## Begin RECORDS FOR THE TASK

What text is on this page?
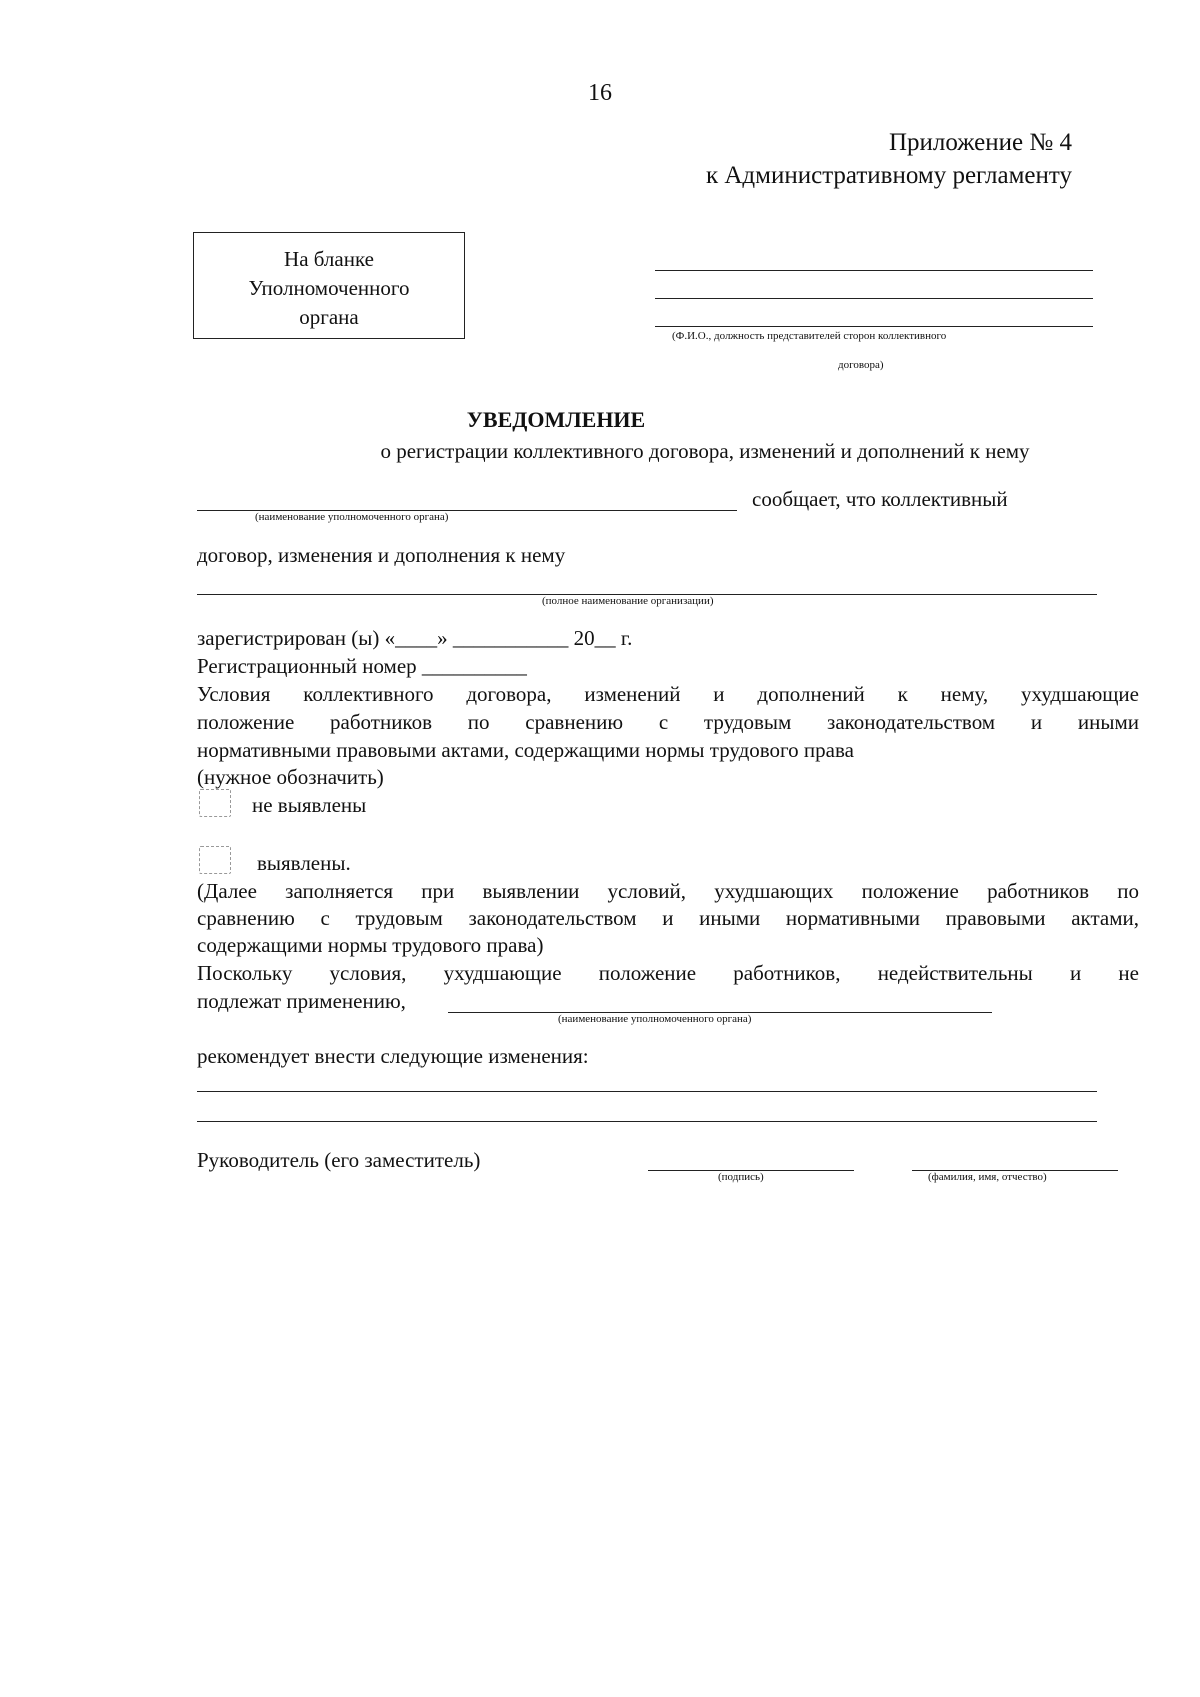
16
Приложение № 4
к Административному регламенту
На бланке
Уполномоченного
органа
(Ф.И.О., должность представителей сторон коллективного
договора)
УВЕДОМЛЕНИЕ
о регистрации коллективного договора, изменений и дополнений к нему
сообщает, что коллективный
(наименование уполномоченного органа)
договор, изменения и дополнения к нему
(полное наименование организации)
зарегистрирован (ы) «____» ___________ 20__ г.
Регистрационный номер __________
Условия коллективного договора, изменений и дополнений к нему, ухудшающие
положение работников по сравнению с трудовым законодательством и иными
нормативными правовыми актами, содержащими нормы трудового права
(нужное обозначить)
не выявлены
выявлены.
(Далее заполняется при выявлении условий, ухудшающих положение работников по
сравнению с трудовым законодательством и иными нормативными правовыми актами,
содержащими нормы трудового права)
Поскольку условия, ухудшающие положение работников, недействительны и не
подлежат применению,
(наименование уполномоченного органа)
рекомендует внести следующие изменения:
Руководитель (его заместитель)
(подпись)	(фамилия, имя, отчество)
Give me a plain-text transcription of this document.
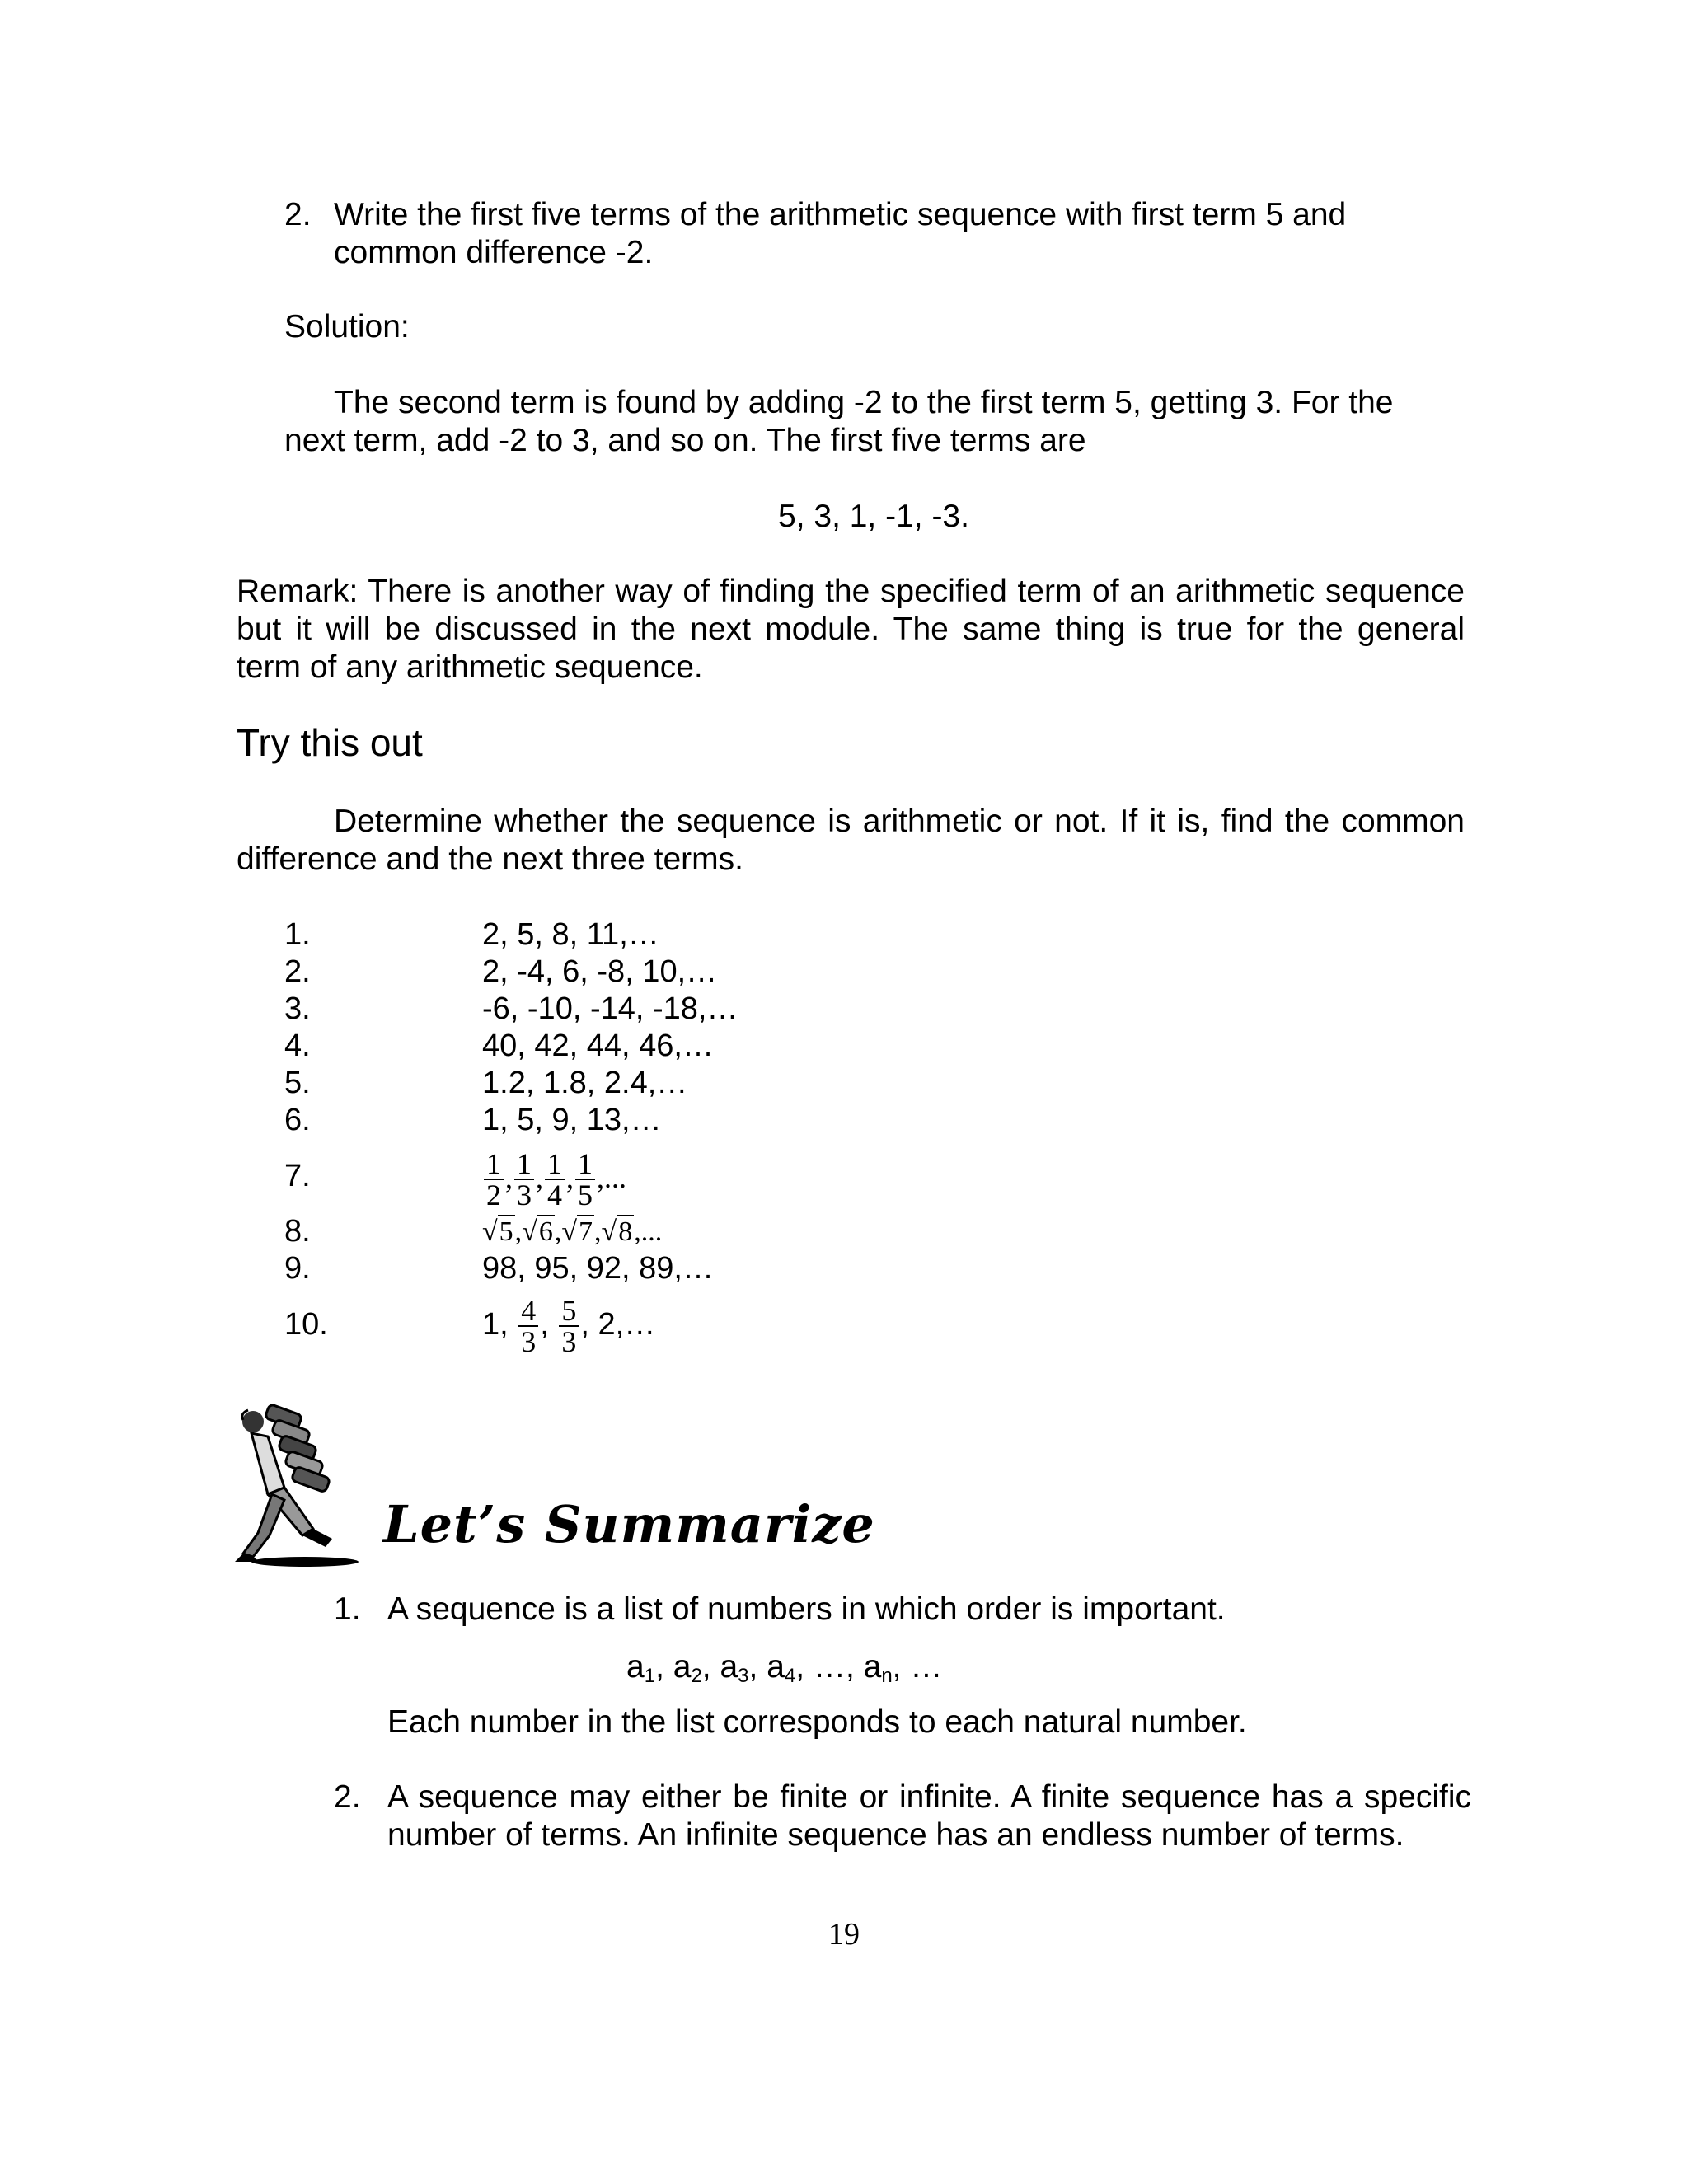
2. Write the first five terms of the arithmetic sequence with first term 5 and
common difference -2.
Solution:
The second term is found by adding -2 to the first term 5, getting 3. For the
next term, add -2 to 3, and so on. The first five terms are
5, 3, 1, -1, -3.
Remark: There is another way of finding the specified term of an arithmetic sequence
but it will be discussed in the next module. The same thing is true for the general
term of any arithmetic sequence.
Try this out
Determine whether the sequence is arithmetic or not. If it is, find the common
difference and the next three terms.
1.	2, 5, 8, 11,…
2.	2, -4, 6, -8, 10,…
3.	-6, -10, -14, -18,…
4.	40, 42, 44, 46,…
5.	1.2, 1.8, 2.4,…
6.	1, 5, 9, 13,…
7.	$\frac{1}{2}$ , $\frac{1}{3}$ , $\frac{1}{4}$ , $\frac{1}{5}$ ,...
8.	√5,√6,√7,√8,...
9.	98, 95, 92, 89,…
10.	1, $\frac{4}{3}$ , $\frac{5}{3}$ , 2,…
Let’s Summarize
1. A sequence is a list of numbers in which order is important.
$a_1$, $a_2$, $a_3$, $a_4$, …, $a_n$, …
Each number in the list corresponds to each natural number.
2. A sequence may either be finite or infinite. A finite sequence has a specific
number of terms. An infinite sequence has an endless number of terms.
19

## End RECORDS FOR THE TASK

_STATED TASK_: Copy each line in the data that holds the word "нему".

_OUTPUT FOR THIS EXERCISE_:
о регистрации коллективного договора, изменений и дополнений к нему
договор, изменения и дополнения к нему
Условия коллективного договора, изменений и дополнений к нему, ухудшающие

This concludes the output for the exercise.